Make an exact copy of the records, dropping all pictures.

+===+

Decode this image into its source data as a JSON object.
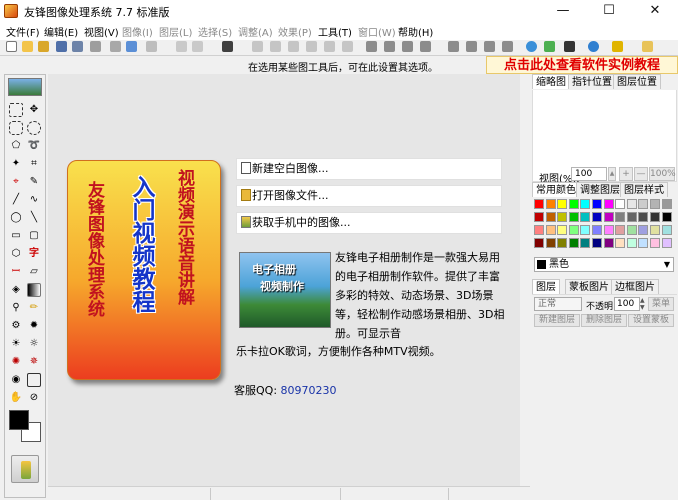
{
  "window": {
    "title": "友锋图像处理系统 7.7 标准版",
    "min": "—",
    "max": "☐",
    "close": "✕"
  },
  "menu": [
    {
      "label": "文件(F)",
      "enabled": true
    },
    {
      "label": "编辑(E)",
      "enabled": true
    },
    {
      "label": "视图(V)",
      "enabled": true
    },
    {
      "label": "图像(I)",
      "enabled": false
    },
    {
      "label": "图层(L)",
      "enabled": false
    },
    {
      "label": "选择(S)",
      "enabled": false
    },
    {
      "label": "调整(A)",
      "enabled": false
    },
    {
      "label": "效果(P)",
      "enabled": false
    },
    {
      "label": "工具(T)",
      "enabled": true
    },
    {
      "label": "窗口(W)",
      "enabled": false
    },
    {
      "label": "帮助(H)",
      "enabled": true
    }
  ],
  "hint": "在选用某些图工具后，可在此设置其选项。",
  "promo": "点击此处查看软件实例教程",
  "colors": {
    "accent_red": "#e00000",
    "link_blue": "#1a34a8"
  },
  "welcome": {
    "card": {
      "col1": "友锋图像处理系统",
      "col2": "入门视频教程",
      "col3": "视频演示语音讲解"
    },
    "actions": [
      {
        "label": "新建空白图像...",
        "icon": "new-doc-icon"
      },
      {
        "label": "打开图像文件...",
        "icon": "open-folder-icon"
      },
      {
        "label": "获取手机中的图像...",
        "icon": "phone-icon"
      }
    ],
    "image_overlay": {
      "line1": "电子相册",
      "line2": "视频制作"
    },
    "description_a": "友锋电子相册制作是一款强大易用的电子相册制作软件。提供了丰富多彩的特效、动态场景、3D场景等，轻松制作动感场景相册、3D相册。可显示音",
    "description_b": "乐卡拉OK歌词，方便制作各种MTV视频。",
    "qq_label": "客服QQ:",
    "qq_number": "80970230"
  },
  "right_panel": {
    "nav_tabs": [
      "缩略图",
      "指针位置",
      "图层位置"
    ],
    "zoom_label": "视图(%):",
    "zoom_value": "100",
    "zoom_plus": "+",
    "zoom_minus": "—",
    "zoom_full": "100%",
    "color_tabs": [
      "常用颜色",
      "调整图层",
      "图层样式"
    ],
    "selected_color": "黑色",
    "layer_tabs": [
      "图层",
      "蒙板图片",
      "边框图片"
    ],
    "blend_mode": "正常",
    "opacity_label": "不透明",
    "opacity_value": "100",
    "menu_btn": "菜单",
    "layer_buttons": [
      "新建图层",
      "删除图层",
      "设置蒙板"
    ]
  }
}
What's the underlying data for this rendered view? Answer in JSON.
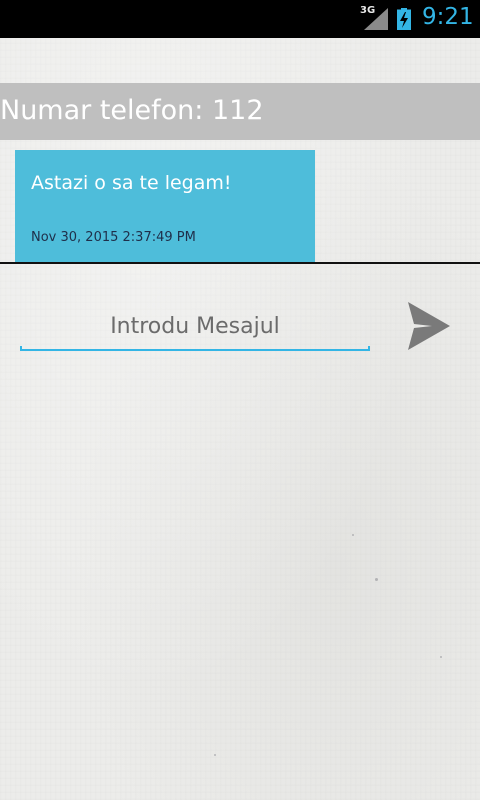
{
  "status_bar": {
    "network": "3G",
    "time": "9:21",
    "icons": [
      "signal-icon",
      "battery-charging-icon"
    ]
  },
  "header": {
    "phone_label": "Numar telefon: 112"
  },
  "messages": [
    {
      "text": "Astazi o sa te legam!",
      "timestamp": "Nov 30, 2015 2:37:49 PM"
    }
  ],
  "composer": {
    "placeholder": "Introdu Mesajul",
    "value": "",
    "send_icon": "send-icon"
  },
  "colors": {
    "accent": "#33b5e5",
    "bubble": "#4ebdda",
    "header_bg": "#bfbfbf"
  }
}
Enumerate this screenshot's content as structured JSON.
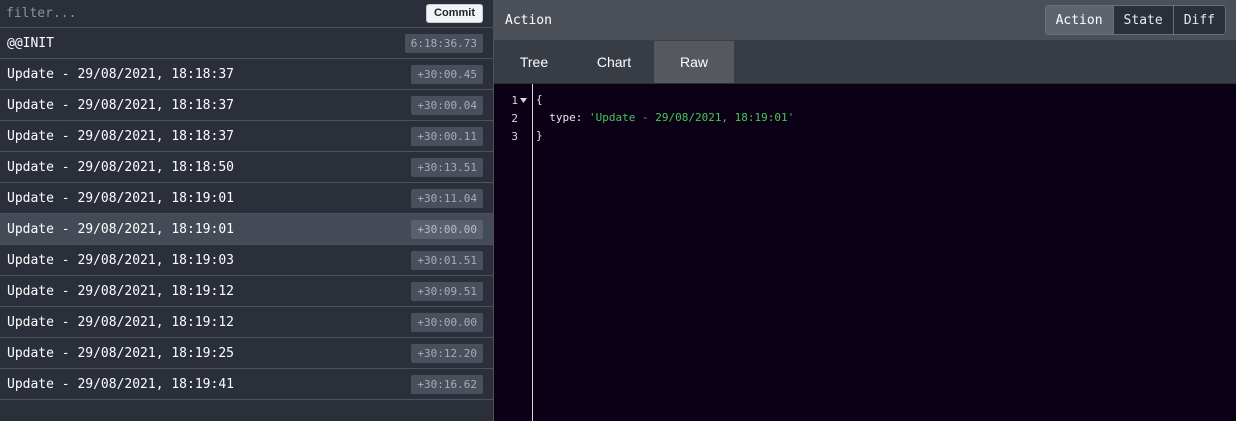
{
  "filter": {
    "placeholder": "filter...",
    "commit_label": "Commit"
  },
  "actions": [
    {
      "name": "@@INIT",
      "time": "6:18:36.73"
    },
    {
      "name": "Update - 29/08/2021, 18:18:37",
      "time": "+30:00.45"
    },
    {
      "name": "Update - 29/08/2021, 18:18:37",
      "time": "+30:00.04"
    },
    {
      "name": "Update - 29/08/2021, 18:18:37",
      "time": "+30:00.11"
    },
    {
      "name": "Update - 29/08/2021, 18:18:50",
      "time": "+30:13.51"
    },
    {
      "name": "Update - 29/08/2021, 18:19:01",
      "time": "+30:11.04"
    },
    {
      "name": "Update - 29/08/2021, 18:19:01",
      "time": "+30:00.00"
    },
    {
      "name": "Update - 29/08/2021, 18:19:03",
      "time": "+30:01.51"
    },
    {
      "name": "Update - 29/08/2021, 18:19:12",
      "time": "+30:09.51"
    },
    {
      "name": "Update - 29/08/2021, 18:19:12",
      "time": "+30:00.00"
    },
    {
      "name": "Update - 29/08/2021, 18:19:25",
      "time": "+30:12.20"
    },
    {
      "name": "Update - 29/08/2021, 18:19:41",
      "time": "+30:16.62"
    }
  ],
  "selected_action_index": 6,
  "inspector": {
    "title": "Action",
    "modes": [
      "Action",
      "State",
      "Diff"
    ],
    "active_mode": "Action",
    "tabs": [
      "Tree",
      "Chart",
      "Raw"
    ],
    "active_tab": "Raw"
  },
  "editor": {
    "line_numbers": [
      "1",
      "2",
      "3"
    ],
    "lines": {
      "open_brace": "{",
      "type_key": "  type: ",
      "type_value": "'Update - 29/08/2021, 18:19:01'",
      "close_brace": "}"
    }
  },
  "colors": {
    "list_background": "#2a2f3a",
    "selected_row": "#454b56",
    "editor_background": "#0b0016",
    "string_color": "#45c65a"
  }
}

+===+

*Output of the exercise:*
Decode this image into its source data as a JSON object.
{
  "window": {
    "title": "友锋图像处理系统 7.7 标准版",
    "min": "—",
    "max": "☐",
    "close": "✕"
  },
  "menu": [
    {
      "label": "文件(F)",
      "enabled": true
    },
    {
      "label": "编辑(E)",
      "enabled": true
    },
    {
      "label": "视图(V)",
      "enabled": true
    },
    {
      "label": "图像(I)",
      "enabled": false
    },
    {
      "label": "图层(L)",
      "enabled": false
    },
    {
      "label": "选择(S)",
      "enabled": false
    },
    {
      "label": "调整(A)",
      "enabled": false
    },
    {
      "label": "效果(P)",
      "enabled": false
    },
    {
      "label": "工具(T)",
      "enabled": true
    },
    {
      "label": "窗口(W)",
      "enabled": false
    },
    {
      "label": "帮助(H)",
      "enabled": true
    }
  ],
  "hint": "在选用某些图工具后，可在此设置其选项。",
  "promo": "点击此处查看软件实例教程",
  "colors": {
    "accent_red": "#e00000",
    "link_blue": "#1a34a8"
  },
  "welcome": {
    "card": {
      "col1": "友锋图像处理系统",
      "col2": "入门视频教程",
      "col3": "视频演示语音讲解"
    },
    "actions": [
      {
        "label": "新建空白图像...",
        "icon": "new-doc-icon"
      },
      {
        "label": "打开图像文件...",
        "icon": "open-folder-icon"
      },
      {
        "label": "获取手机中的图像...",
        "icon": "phone-icon"
      }
    ],
    "image_overlay": {
      "line1": "电子相册",
      "line2": "视频制作"
    },
    "description_a": "友锋电子相册制作是一款强大易用的电子相册制作软件。提供了丰富多彩的特效、动态场景、3D场景等，轻松制作动感场景相册、3D相册。可显示音",
    "description_b": "乐卡拉OK歌词，方便制作各种MTV视频。",
    "qq_label": "客服QQ:",
    "qq_number": "80970230"
  },
  "right_panel": {
    "nav_tabs": [
      "缩略图",
      "指针位置",
      "图层位置"
    ],
    "zoom_label": "视图(%):",
    "zoom_value": "100",
    "zoom_plus": "+",
    "zoom_minus": "—",
    "zoom_full": "100%",
    "color_tabs": [
      "常用颜色",
      "调整图层",
      "图层样式"
    ],
    "selected_color": "黑色",
    "layer_tabs": [
      "图层",
      "蒙板图片",
      "边框图片"
    ],
    "blend_mode": "正常",
    "opacity_label": "不透明",
    "opacity_value": "100",
    "menu_btn": "菜单",
    "layer_buttons": [
      "新建图层",
      "删除图层",
      "设置蒙板"
    ]
  }
}
What's the underlying data for this rendered view? Answer in JSON.
{
  "status_bar": {
    "network": "3G",
    "time": "9:21",
    "icons": [
      "signal-icon",
      "battery-charging-icon"
    ]
  },
  "header": {
    "phone_label": "Numar telefon: 112"
  },
  "messages": [
    {
      "text": "Astazi o sa te legam!",
      "timestamp": "Nov 30, 2015 2:37:49 PM"
    }
  ],
  "composer": {
    "placeholder": "Introdu Mesajul",
    "value": "",
    "send_icon": "send-icon"
  },
  "colors": {
    "accent": "#33b5e5",
    "bubble": "#4ebdda",
    "header_bg": "#bfbfbf"
  }
}
Enumerate this screenshot's content as structured JSON.
{
  "filter": {
    "placeholder": "filter...",
    "commit_label": "Commit"
  },
  "actions": [
    {
      "name": "@@INIT",
      "time": "6:18:36.73"
    },
    {
      "name": "Update - 29/08/2021, 18:18:37",
      "time": "+30:00.45"
    },
    {
      "name": "Update - 29/08/2021, 18:18:37",
      "time": "+30:00.04"
    },
    {
      "name": "Update - 29/08/2021, 18:18:37",
      "time": "+30:00.11"
    },
    {
      "name": "Update - 29/08/2021, 18:18:50",
      "time": "+30:13.51"
    },
    {
      "name": "Update - 29/08/2021, 18:19:01",
      "time": "+30:11.04"
    },
    {
      "name": "Update - 29/08/2021, 18:19:01",
      "time": "+30:00.00"
    },
    {
      "name": "Update - 29/08/2021, 18:19:03",
      "time": "+30:01.51"
    },
    {
      "name": "Update - 29/08/2021, 18:19:12",
      "time": "+30:09.51"
    },
    {
      "name": "Update - 29/08/2021, 18:19:12",
      "time": "+30:00.00"
    },
    {
      "name": "Update - 29/08/2021, 18:19:25",
      "time": "+30:12.20"
    },
    {
      "name": "Update - 29/08/2021, 18:19:41",
      "time": "+30:16.62"
    }
  ],
  "selected_action_index": 6,
  "inspector": {
    "title": "Action",
    "modes": [
      "Action",
      "State",
      "Diff"
    ],
    "active_mode": "Action",
    "tabs": [
      "Tree",
      "Chart",
      "Raw"
    ],
    "active_tab": "Raw"
  },
  "editor": {
    "line_numbers": [
      "1",
      "2",
      "3"
    ],
    "lines": {
      "open_brace": "{",
      "type_key": "  type: ",
      "type_value": "'Update - 29/08/2021, 18:19:01'",
      "close_brace": "}"
    }
  },
  "colors": {
    "list_background": "#2a2f3a",
    "selected_row": "#454b56",
    "editor_background": "#0b0016",
    "string_color": "#45c65a"
  }
}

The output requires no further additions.